=== Given records ===

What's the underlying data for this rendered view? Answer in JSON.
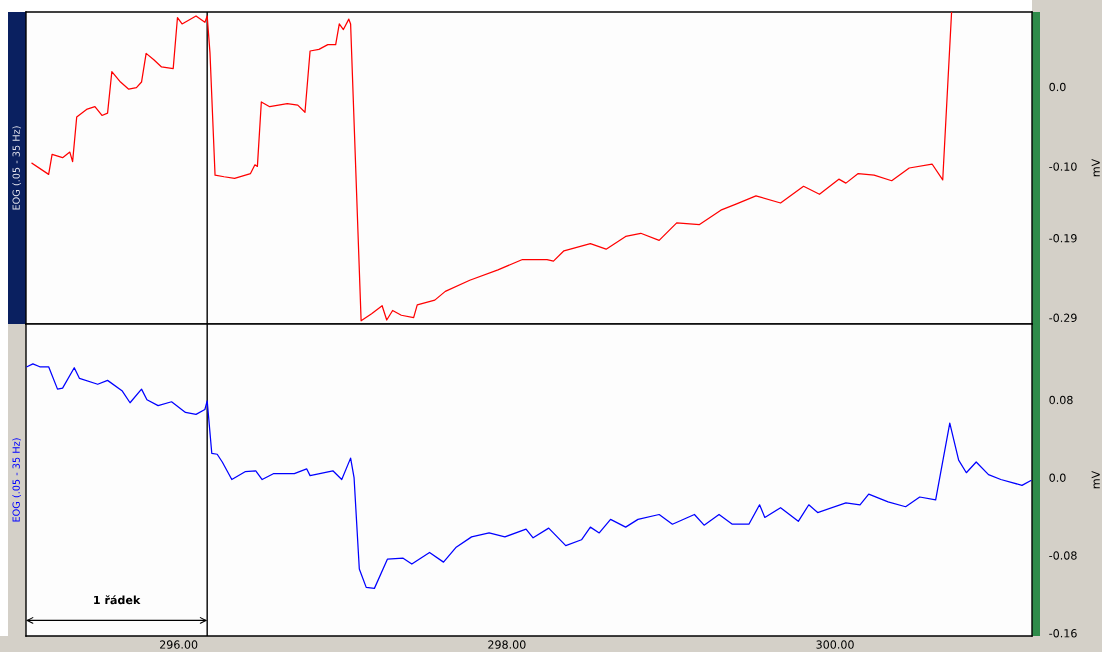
{
  "chart_data": [
    {
      "type": "line",
      "title": "EOG (.05 - 35 Hz)",
      "ylabel": "mV",
      "tick_labels": "y",
      "grid": false,
      "xlim": [
        295.07,
        301.2
      ],
      "ylim": [
        -0.298,
        0.094
      ],
      "yticks": [
        {
          "value": 0,
          "label": "0.0"
        },
        {
          "value": -0.1,
          "label": "-0.10"
        },
        {
          "value": -0.19,
          "label": "-0.19"
        },
        {
          "value": -0.29,
          "label": "-0.29"
        }
      ],
      "ref_lines": [
        {
          "axis": "x",
          "value": 296.174,
          "color": "#000000"
        }
      ],
      "series": [
        {
          "color": "#ff0000",
          "x": [
            295.107,
            295.208,
            295.229,
            295.293,
            295.337,
            295.354,
            295.379,
            295.443,
            295.49,
            295.533,
            295.567,
            295.593,
            295.646,
            295.696,
            295.743,
            295.774,
            295.802,
            295.849,
            295.896,
            295.967,
            295.993,
            296.021,
            296.106,
            296.16,
            296.174,
            296.191,
            296.222,
            296.277,
            296.341,
            296.438,
            296.465,
            296.48,
            296.504,
            296.555,
            296.662,
            296.726,
            296.77,
            296.801,
            296.855,
            296.909,
            296.957,
            296.979,
            297.004,
            297.037,
            297.048,
            297.112,
            297.176,
            297.24,
            297.268,
            297.304,
            297.357,
            297.432,
            297.454,
            297.561,
            297.625,
            297.774,
            297.946,
            298.095,
            298.245,
            298.284,
            298.348,
            298.509,
            298.605,
            298.724,
            298.816,
            298.928,
            299.035,
            299.174,
            299.304,
            299.4,
            299.518,
            299.668,
            299.808,
            299.905,
            300.023,
            300.066,
            300.141,
            300.238,
            300.345,
            300.452,
            300.591,
            300.656,
            300.71
          ],
          "values": [
            -0.096,
            -0.11,
            -0.085,
            -0.089,
            -0.082,
            -0.094,
            -0.038,
            -0.028,
            -0.025,
            -0.036,
            -0.033,
            0.019,
            0.006,
            -0.003,
            -0.001,
            0.006,
            0.042,
            0.034,
            0.025,
            0.023,
            0.087,
            0.079,
            0.089,
            0.081,
            0.089,
            0.043,
            -0.111,
            -0.113,
            -0.115,
            -0.109,
            -0.098,
            -0.1,
            -0.019,
            -0.025,
            -0.021,
            -0.023,
            -0.032,
            0.045,
            0.047,
            0.053,
            0.053,
            0.079,
            0.072,
            0.085,
            0.079,
            -0.294,
            -0.285,
            -0.275,
            -0.293,
            -0.281,
            -0.287,
            -0.29,
            -0.274,
            -0.268,
            -0.257,
            -0.243,
            -0.23,
            -0.217,
            -0.217,
            -0.219,
            -0.206,
            -0.197,
            -0.204,
            -0.188,
            -0.184,
            -0.193,
            -0.171,
            -0.173,
            -0.155,
            -0.147,
            -0.137,
            -0.146,
            -0.125,
            -0.135,
            -0.116,
            -0.121,
            -0.109,
            -0.111,
            -0.118,
            -0.102,
            -0.097,
            -0.117,
            0.094
          ]
        }
      ]
    },
    {
      "type": "line",
      "title": "EOG (.05 - 35 Hz)",
      "ylabel": "mV",
      "grid": false,
      "xlim": [
        295.07,
        301.2
      ],
      "ylim": [
        -0.163,
        0.158
      ],
      "xticks": [
        {
          "value": 296,
          "label": "296.00"
        },
        {
          "value": 298,
          "label": "298.00"
        },
        {
          "value": 300,
          "label": "300.00"
        }
      ],
      "yticks": [
        0.08,
        {
          "value": 0,
          "label": "0.0"
        },
        -0.08,
        -0.16
      ],
      "ref_lines": [
        {
          "axis": "x",
          "value": 296.174,
          "color": "#000000"
        }
      ],
      "annotations": [
        "1 řádek"
      ],
      "series": [
        {
          "color": "#0000ff",
          "x": [
            295.076,
            295.112,
            295.154,
            295.208,
            295.262,
            295.293,
            295.364,
            295.396,
            295.507,
            295.567,
            295.657,
            295.704,
            295.774,
            295.807,
            295.875,
            295.957,
            296.042,
            296.106,
            296.16,
            296.174,
            296.202,
            296.235,
            296.266,
            296.324,
            296.405,
            296.47,
            296.509,
            296.577,
            296.705,
            296.78,
            296.801,
            296.94,
            296.994,
            297.048,
            297.069,
            297.101,
            297.143,
            297.193,
            297.272,
            297.368,
            297.421,
            297.529,
            297.614,
            297.689,
            297.785,
            297.892,
            297.988,
            298.117,
            298.16,
            298.255,
            298.359,
            298.455,
            298.509,
            298.563,
            298.632,
            298.724,
            298.799,
            298.928,
            299.009,
            299.143,
            299.202,
            299.293,
            299.374,
            299.475,
            299.54,
            299.572,
            299.668,
            299.776,
            299.84,
            299.894,
            300.066,
            300.152,
            300.205,
            300.323,
            300.43,
            300.516,
            300.613,
            300.699,
            300.753,
            300.8,
            300.86,
            300.935,
            301.01,
            301.139,
            301.193
          ],
          "values": [
            0.114,
            0.117,
            0.114,
            0.114,
            0.091,
            0.092,
            0.113,
            0.102,
            0.096,
            0.1,
            0.089,
            0.077,
            0.091,
            0.08,
            0.074,
            0.078,
            0.067,
            0.065,
            0.07,
            0.079,
            0.025,
            0.024,
            0.016,
            -0.002,
            0.006,
            0.007,
            -0.002,
            0.004,
            0.004,
            0.009,
            0.002,
            0.007,
            -0.002,
            0.02,
            0.0,
            -0.094,
            -0.113,
            -0.114,
            -0.084,
            -0.083,
            -0.089,
            -0.077,
            -0.087,
            -0.072,
            -0.061,
            -0.057,
            -0.061,
            -0.053,
            -0.062,
            -0.052,
            -0.07,
            -0.064,
            -0.051,
            -0.057,
            -0.043,
            -0.051,
            -0.043,
            -0.038,
            -0.048,
            -0.038,
            -0.049,
            -0.038,
            -0.048,
            -0.048,
            -0.028,
            -0.041,
            -0.031,
            -0.045,
            -0.028,
            -0.036,
            -0.026,
            -0.028,
            -0.017,
            -0.025,
            -0.03,
            -0.02,
            -0.023,
            0.056,
            0.018,
            0.005,
            0.016,
            0.003,
            -0.002,
            -0.008,
            -0.003
          ]
        }
      ]
    }
  ]
}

===

## [Exercise aim]
Retype each entry precisely. Skip images entirely.

## [In response]
What's the underlying data for this rendered view? Answer in JSON.
{
  "chart_data": [
    {
      "type": "line",
      "title": "EOG (.05 - 35 Hz)",
      "ylabel": "mV",
      "tick_labels": "y",
      "grid": false,
      "xlim": [
        295.07,
        301.2
      ],
      "ylim": [
        -0.298,
        0.094
      ],
      "yticks": [
        {
          "value": 0,
          "label": "0.0"
        },
        {
          "value": -0.1,
          "label": "-0.10"
        },
        {
          "value": -0.19,
          "label": "-0.19"
        },
        {
          "value": -0.29,
          "label": "-0.29"
        }
      ],
      "ref_lines": [
        {
          "axis": "x",
          "value": 296.174,
          "color": "#000000"
        }
      ],
      "series": [
        {
          "color": "#ff0000",
          "x": [
            295.107,
            295.208,
            295.229,
            295.293,
            295.337,
            295.354,
            295.379,
            295.443,
            295.49,
            295.533,
            295.567,
            295.593,
            295.646,
            295.696,
            295.743,
            295.774,
            295.802,
            295.849,
            295.896,
            295.967,
            295.993,
            296.021,
            296.106,
            296.16,
            296.174,
            296.191,
            296.222,
            296.277,
            296.341,
            296.438,
            296.465,
            296.48,
            296.504,
            296.555,
            296.662,
            296.726,
            296.77,
            296.801,
            296.855,
            296.909,
            296.957,
            296.979,
            297.004,
            297.037,
            297.048,
            297.112,
            297.176,
            297.24,
            297.268,
            297.304,
            297.357,
            297.432,
            297.454,
            297.561,
            297.625,
            297.774,
            297.946,
            298.095,
            298.245,
            298.284,
            298.348,
            298.509,
            298.605,
            298.724,
            298.816,
            298.928,
            299.035,
            299.174,
            299.304,
            299.4,
            299.518,
            299.668,
            299.808,
            299.905,
            300.023,
            300.066,
            300.141,
            300.238,
            300.345,
            300.452,
            300.591,
            300.656,
            300.71
          ],
          "values": [
            -0.096,
            -0.11,
            -0.085,
            -0.089,
            -0.082,
            -0.094,
            -0.038,
            -0.028,
            -0.025,
            -0.036,
            -0.033,
            0.019,
            0.006,
            -0.003,
            -0.001,
            0.006,
            0.042,
            0.034,
            0.025,
            0.023,
            0.087,
            0.079,
            0.089,
            0.081,
            0.089,
            0.043,
            -0.111,
            -0.113,
            -0.115,
            -0.109,
            -0.098,
            -0.1,
            -0.019,
            -0.025,
            -0.021,
            -0.023,
            -0.032,
            0.045,
            0.047,
            0.053,
            0.053,
            0.079,
            0.072,
            0.085,
            0.079,
            -0.294,
            -0.285,
            -0.275,
            -0.293,
            -0.281,
            -0.287,
            -0.29,
            -0.274,
            -0.268,
            -0.257,
            -0.243,
            -0.23,
            -0.217,
            -0.217,
            -0.219,
            -0.206,
            -0.197,
            -0.204,
            -0.188,
            -0.184,
            -0.193,
            -0.171,
            -0.173,
            -0.155,
            -0.147,
            -0.137,
            -0.146,
            -0.125,
            -0.135,
            -0.116,
            -0.121,
            -0.109,
            -0.111,
            -0.118,
            -0.102,
            -0.097,
            -0.117,
            0.094
          ]
        }
      ]
    },
    {
      "type": "line",
      "title": "EOG (.05 - 35 Hz)",
      "ylabel": "mV",
      "grid": false,
      "xlim": [
        295.07,
        301.2
      ],
      "ylim": [
        -0.163,
        0.158
      ],
      "xticks": [
        {
          "value": 296,
          "label": "296.00"
        },
        {
          "value": 298,
          "label": "298.00"
        },
        {
          "value": 300,
          "label": "300.00"
        }
      ],
      "yticks": [
        0.08,
        {
          "value": 0,
          "label": "0.0"
        },
        -0.08,
        -0.16
      ],
      "ref_lines": [
        {
          "axis": "x",
          "value": 296.174,
          "color": "#000000"
        }
      ],
      "annotations": [
        "1 řádek"
      ],
      "series": [
        {
          "color": "#0000ff",
          "x": [
            295.076,
            295.112,
            295.154,
            295.208,
            295.262,
            295.293,
            295.364,
            295.396,
            295.507,
            295.567,
            295.657,
            295.704,
            295.774,
            295.807,
            295.875,
            295.957,
            296.042,
            296.106,
            296.16,
            296.174,
            296.202,
            296.235,
            296.266,
            296.324,
            296.405,
            296.47,
            296.509,
            296.577,
            296.705,
            296.78,
            296.801,
            296.94,
            296.994,
            297.048,
            297.069,
            297.101,
            297.143,
            297.193,
            297.272,
            297.368,
            297.421,
            297.529,
            297.614,
            297.689,
            297.785,
            297.892,
            297.988,
            298.117,
            298.16,
            298.255,
            298.359,
            298.455,
            298.509,
            298.563,
            298.632,
            298.724,
            298.799,
            298.928,
            299.009,
            299.143,
            299.202,
            299.293,
            299.374,
            299.475,
            299.54,
            299.572,
            299.668,
            299.776,
            299.84,
            299.894,
            300.066,
            300.152,
            300.205,
            300.323,
            300.43,
            300.516,
            300.613,
            300.699,
            300.753,
            300.8,
            300.86,
            300.935,
            301.01,
            301.139,
            301.193
          ],
          "values": [
            0.114,
            0.117,
            0.114,
            0.114,
            0.091,
            0.092,
            0.113,
            0.102,
            0.096,
            0.1,
            0.089,
            0.077,
            0.091,
            0.08,
            0.074,
            0.078,
            0.067,
            0.065,
            0.07,
            0.079,
            0.025,
            0.024,
            0.016,
            -0.002,
            0.006,
            0.007,
            -0.002,
            0.004,
            0.004,
            0.009,
            0.002,
            0.007,
            -0.002,
            0.02,
            0.0,
            -0.094,
            -0.113,
            -0.114,
            -0.084,
            -0.083,
            -0.089,
            -0.077,
            -0.087,
            -0.072,
            -0.061,
            -0.057,
            -0.061,
            -0.053,
            -0.062,
            -0.052,
            -0.07,
            -0.064,
            -0.051,
            -0.057,
            -0.043,
            -0.051,
            -0.043,
            -0.038,
            -0.048,
            -0.038,
            -0.049,
            -0.038,
            -0.048,
            -0.048,
            -0.028,
            -0.041,
            -0.031,
            -0.045,
            -0.028,
            -0.036,
            -0.026,
            -0.028,
            -0.017,
            -0.025,
            -0.03,
            -0.02,
            -0.023,
            0.056,
            0.018,
            0.005,
            0.016,
            0.003,
            -0.002,
            -0.008,
            -0.003
          ]
        }
      ]
    }
  ]
}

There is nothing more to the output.